What needs to be done ::
Gather the lines that hold the string "MONTHLY".

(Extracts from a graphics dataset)
■ ■ ■ ■

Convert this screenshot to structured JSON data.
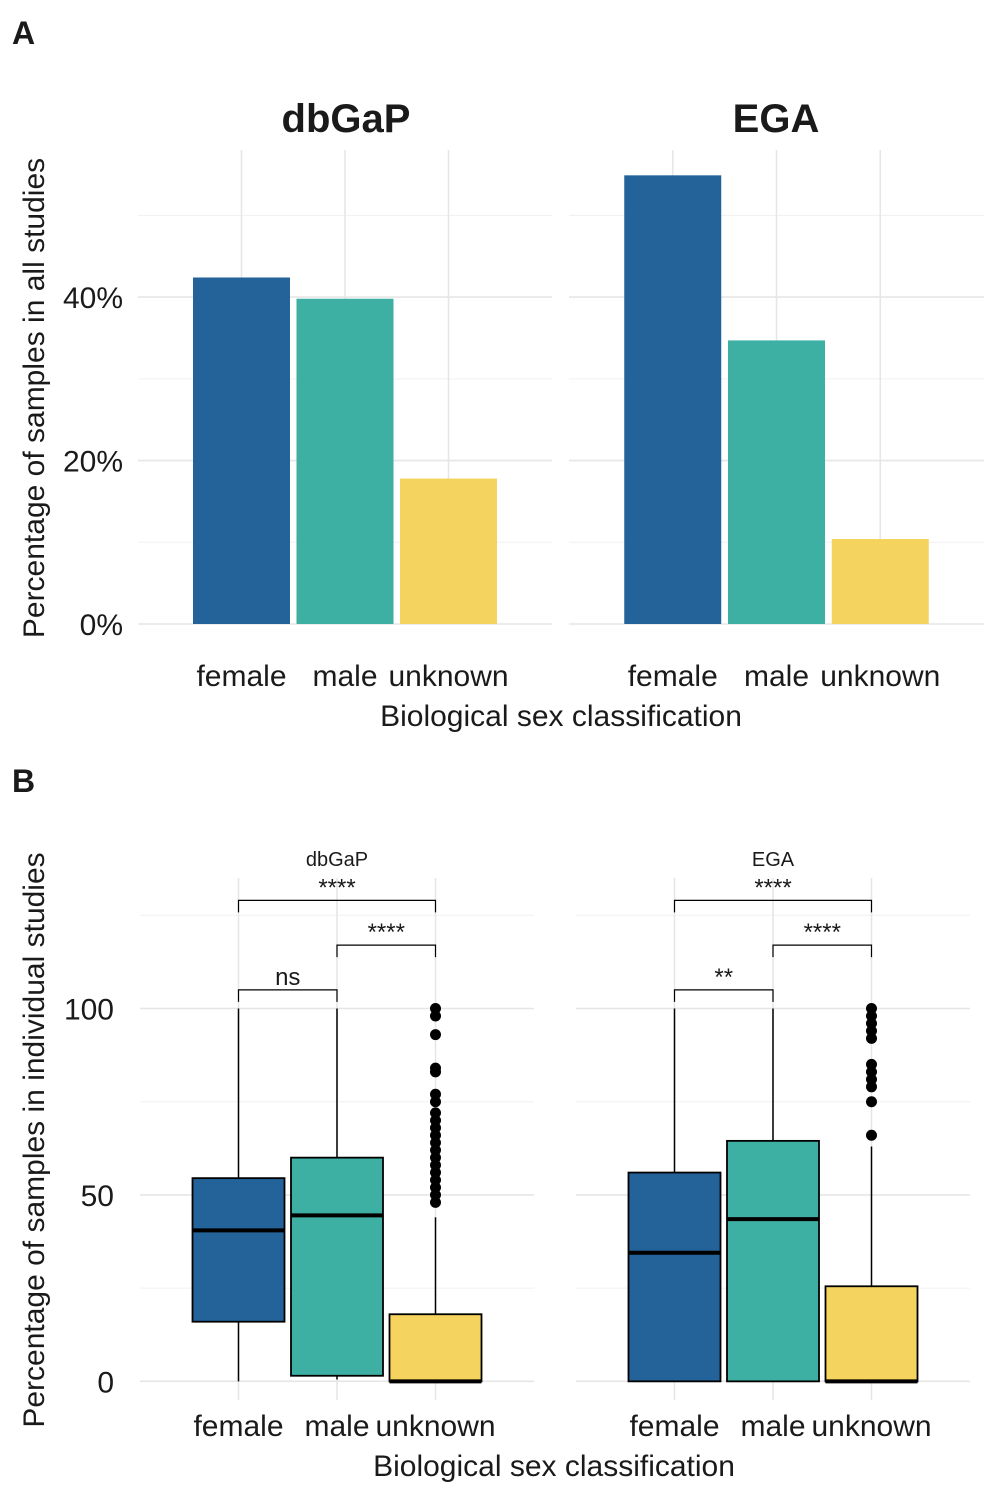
{
  "panel_labels": [
    "A",
    "B"
  ],
  "colors": {
    "female": "#23639a",
    "male": "#3eafa3",
    "unknown": "#f4d45e"
  },
  "chart_data": [
    {
      "type": "bar",
      "panel": "A",
      "ylabel": "Percentage of samples in all studies",
      "xlabel": "Biological sex classification",
      "ylim": [
        0,
        58
      ],
      "y_ticks": [
        0,
        20,
        40
      ],
      "y_tick_labels": [
        "0%",
        "20%",
        "40%"
      ],
      "categories": [
        "female",
        "male",
        "unknown"
      ],
      "facets": [
        {
          "name": "dbGaP",
          "values": [
            42.4,
            39.8,
            17.8
          ]
        },
        {
          "name": "EGA",
          "values": [
            54.9,
            34.7,
            10.4
          ]
        }
      ]
    },
    {
      "type": "box",
      "panel": "B",
      "ylabel": "Percentage of samples in individual studies",
      "xlabel": "Biological sex classification",
      "ylim": [
        -5,
        135
      ],
      "y_ticks": [
        0,
        50,
        100
      ],
      "y_tick_labels": [
        "0",
        "50",
        "100"
      ],
      "categories": [
        "female",
        "male",
        "unknown"
      ],
      "facets": [
        {
          "name": "dbGaP",
          "boxes": [
            {
              "q1": 16,
              "median": 40.5,
              "q3": 54.5,
              "lower": 0,
              "upper": 100,
              "outliers": []
            },
            {
              "q1": 1.5,
              "median": 44.5,
              "q3": 60,
              "lower": 0.5,
              "upper": 100,
              "outliers": []
            },
            {
              "q1": 0,
              "median": 0,
              "q3": 18,
              "lower": 0,
              "upper": 44,
              "outliers": [
                48,
                50,
                52,
                54,
                56,
                58,
                60,
                62,
                64,
                66,
                68,
                70,
                72,
                75,
                77,
                83,
                84,
                93,
                98,
                100
              ]
            }
          ],
          "comparisons": [
            {
              "from": 0,
              "to": 1,
              "label": "ns",
              "y": 105
            },
            {
              "from": 1,
              "to": 2,
              "label": "****",
              "y": 117
            },
            {
              "from": 0,
              "to": 2,
              "label": "****",
              "y": 129
            }
          ]
        },
        {
          "name": "EGA",
          "boxes": [
            {
              "q1": 0,
              "median": 34.5,
              "q3": 56,
              "lower": 0,
              "upper": 100,
              "outliers": []
            },
            {
              "q1": 0,
              "median": 43.5,
              "q3": 64.5,
              "lower": 0,
              "upper": 100,
              "outliers": []
            },
            {
              "q1": 0,
              "median": 0,
              "q3": 25.5,
              "lower": 0,
              "upper": 63,
              "outliers": [
                66,
                75,
                79,
                81,
                83,
                85,
                92,
                94,
                96,
                98,
                100
              ]
            }
          ],
          "comparisons": [
            {
              "from": 0,
              "to": 1,
              "label": "**",
              "y": 105
            },
            {
              "from": 1,
              "to": 2,
              "label": "****",
              "y": 117
            },
            {
              "from": 0,
              "to": 2,
              "label": "****",
              "y": 129
            }
          ]
        }
      ]
    }
  ]
}
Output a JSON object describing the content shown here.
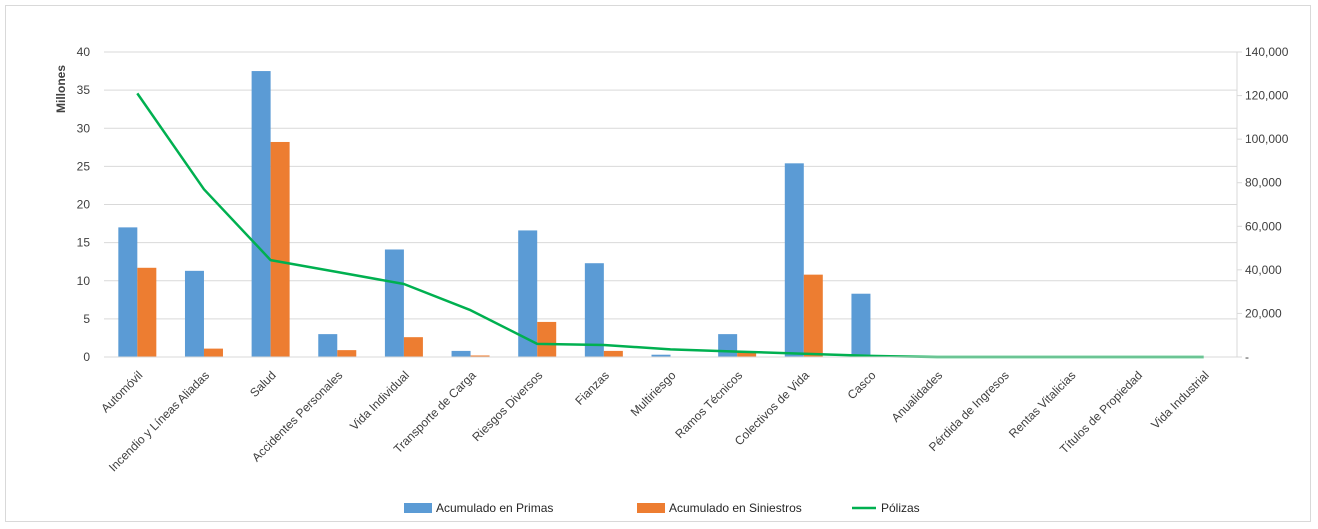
{
  "chart_data": {
    "type": "bar",
    "categories": [
      "Automóvil",
      "Incendio y Líneas Aliadas",
      "Salud",
      "Accidentes Personales",
      "Vida Individual",
      "Transporte de Carga",
      "Riesgos  Diversos",
      "Fianzas",
      "Multiriesgo",
      "Ramos Técnicos",
      "Colectivos de Vida",
      "Casco",
      "Anualidades",
      "Pérdida de Ingresos",
      "Rentas Vitalicias",
      "Títulos de Propiedad",
      "Vida Industrial"
    ],
    "series": [
      {
        "name": "Acumulado en Primas",
        "type": "bar",
        "axis": "left",
        "color": "#5b9bd5",
        "values": [
          17.0,
          11.3,
          37.5,
          3.0,
          14.1,
          0.8,
          16.6,
          12.3,
          0.3,
          3.0,
          25.4,
          8.3,
          0.05,
          0.0,
          0.0,
          0.0,
          0.0
        ]
      },
      {
        "name": "Acumulado en Siniestros",
        "type": "bar",
        "axis": "left",
        "color": "#ed7d31",
        "values": [
          11.7,
          1.1,
          28.2,
          0.9,
          2.6,
          0.2,
          4.6,
          0.8,
          0.0,
          0.6,
          10.8,
          0.0,
          0.0,
          0.0,
          0.0,
          0.0,
          0.0
        ]
      },
      {
        "name": "Pólizas",
        "type": "line",
        "axis": "right",
        "color": "#00b050",
        "values": [
          121000,
          77000,
          44500,
          39000,
          33500,
          21500,
          6000,
          5500,
          3500,
          2500,
          1500,
          500,
          0,
          0,
          0,
          0,
          0
        ]
      }
    ],
    "ylabel": "Millones",
    "ylim": [
      0,
      40
    ],
    "yticks": [
      "0",
      "5",
      "10",
      "15",
      "20",
      "25",
      "30",
      "35",
      "40"
    ],
    "y2lim": [
      0,
      140000
    ],
    "y2ticks": [
      "-",
      "20,000",
      "40,000",
      "60,000",
      "80,000",
      "100,000",
      "120,000",
      "140,000"
    ],
    "grid": true,
    "legend_position": "bottom"
  }
}
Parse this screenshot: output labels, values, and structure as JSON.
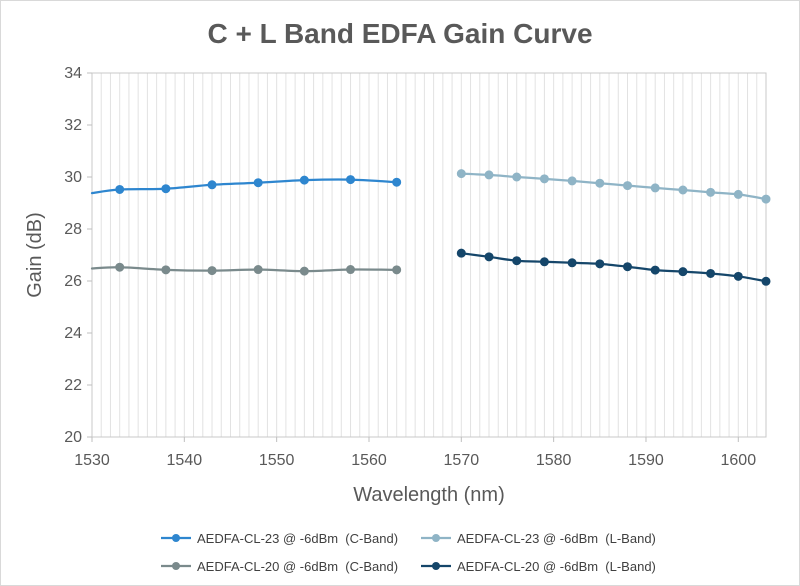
{
  "chart_data": {
    "type": "line",
    "title": "C + L Band EDFA Gain Curve",
    "xlabel": "Wavelength (nm)",
    "ylabel": "Gain (dB)",
    "xlim": [
      1530,
      1603
    ],
    "ylim": [
      20,
      34
    ],
    "x_ticks": [
      "1530",
      "1540",
      "1550",
      "1560",
      "1570",
      "1580",
      "1590",
      "1600"
    ],
    "y_ticks": [
      "20",
      "22",
      "24",
      "26",
      "28",
      "30",
      "32",
      "34"
    ],
    "grid": "vertical",
    "legend_position": "bottom",
    "series": [
      {
        "name": "AEDFA-CL-23 @ -6dBm  (C-Band)",
        "color": "#2e86cf",
        "points": [
          [
            1530,
            29.38
          ],
          [
            1533,
            29.52
          ],
          [
            1538,
            29.55
          ],
          [
            1543,
            29.7
          ],
          [
            1548,
            29.78
          ],
          [
            1553,
            29.88
          ],
          [
            1558,
            29.9
          ],
          [
            1563,
            29.8
          ]
        ]
      },
      {
        "name": "AEDFA-CL-23 @ -6dBm  (L-Band)",
        "color": "#8fb4c6",
        "points": [
          [
            1570,
            30.13
          ],
          [
            1573,
            30.08
          ],
          [
            1576,
            30.0
          ],
          [
            1579,
            29.93
          ],
          [
            1582,
            29.85
          ],
          [
            1585,
            29.76
          ],
          [
            1588,
            29.67
          ],
          [
            1591,
            29.58
          ],
          [
            1594,
            29.5
          ],
          [
            1597,
            29.41
          ],
          [
            1600,
            29.33
          ],
          [
            1603,
            29.15
          ]
        ]
      },
      {
        "name": "AEDFA-CL-20 @ -6dBm  (C-Band)",
        "color": "#7a8a8c",
        "points": [
          [
            1530,
            26.48
          ],
          [
            1533,
            26.53
          ],
          [
            1538,
            26.43
          ],
          [
            1543,
            26.4
          ],
          [
            1548,
            26.44
          ],
          [
            1553,
            26.38
          ],
          [
            1558,
            26.44
          ],
          [
            1563,
            26.43
          ]
        ]
      },
      {
        "name": "AEDFA-CL-20 @ -6dBm  (L-Band)",
        "color": "#15466a",
        "points": [
          [
            1570,
            27.07
          ],
          [
            1573,
            26.93
          ],
          [
            1576,
            26.78
          ],
          [
            1579,
            26.74
          ],
          [
            1582,
            26.7
          ],
          [
            1585,
            26.66
          ],
          [
            1588,
            26.55
          ],
          [
            1591,
            26.42
          ],
          [
            1594,
            26.36
          ],
          [
            1597,
            26.29
          ],
          [
            1600,
            26.18
          ],
          [
            1603,
            25.99
          ]
        ]
      }
    ]
  }
}
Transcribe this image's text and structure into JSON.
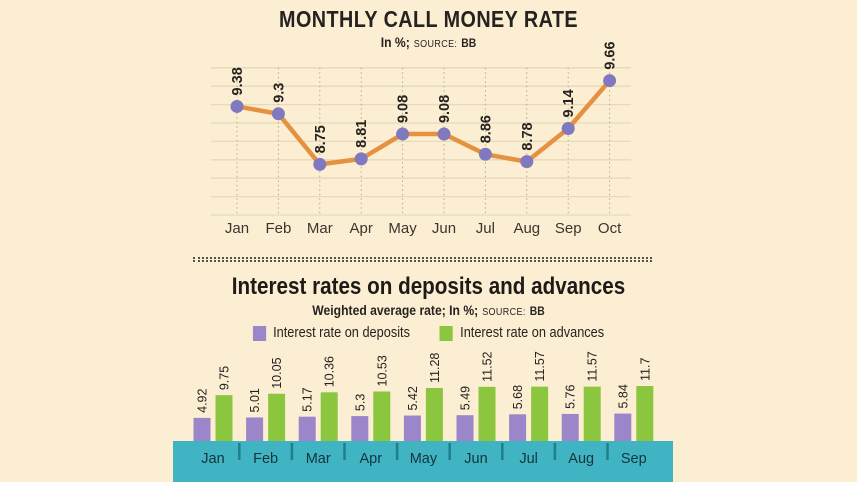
{
  "chart1": {
    "title": "MONTHLY CALL MONEY RATE",
    "subtitle_unit": "In %;",
    "source_label": "SOURCE:",
    "source_value": "BB"
  },
  "chart2": {
    "title": "Interest rates on deposits and advances",
    "subtitle": "Weighted average rate; In %;",
    "source_label": "SOURCE:",
    "source_value": "BB"
  },
  "chart_data": [
    {
      "type": "line",
      "title": "MONTHLY CALL MONEY RATE",
      "ylabel": "In %",
      "source": "BB",
      "categories": [
        "Jan",
        "Feb",
        "Mar",
        "Apr",
        "May",
        "Jun",
        "Jul",
        "Aug",
        "Sep",
        "Oct"
      ],
      "values": [
        9.38,
        9.3,
        8.75,
        8.81,
        9.08,
        9.08,
        8.86,
        8.78,
        9.14,
        9.66
      ],
      "ylim": [
        8.2,
        9.8
      ],
      "grid": true,
      "legend_position": "none",
      "colors": {
        "line": "#e59140",
        "point": "#8179bf",
        "hgrid": "#e6dabb",
        "vgrid": "#b9ab87",
        "text": "#262220"
      }
    },
    {
      "type": "bar",
      "title": "Interest rates on deposits and advances",
      "ylabel": "Weighted average rate; In %",
      "source": "BB",
      "categories": [
        "Jan",
        "Feb",
        "Mar",
        "Apr",
        "May",
        "Jun",
        "Jul",
        "Aug",
        "Sep"
      ],
      "series": [
        {
          "name": "Interest rate on deposits",
          "color": "#9a86c8",
          "values": [
            4.92,
            5.01,
            5.17,
            5.3,
            5.42,
            5.49,
            5.68,
            5.76,
            5.84
          ]
        },
        {
          "name": "Interest rate on advances",
          "color": "#8cc63f",
          "values": [
            9.75,
            10.05,
            10.36,
            10.53,
            11.28,
            11.52,
            11.57,
            11.57,
            11.7
          ]
        }
      ],
      "ylim": [
        0,
        12
      ],
      "grid": false,
      "legend_position": "top",
      "axis_band_color": "#41b4c4",
      "axis_tick_color": "#1f7f8e"
    }
  ]
}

■ ■ ■ ■

Output ::
    "title": "MONTHLY CALL MONEY RATE",
      "title": "MONTHLY CALL MONEY RATE",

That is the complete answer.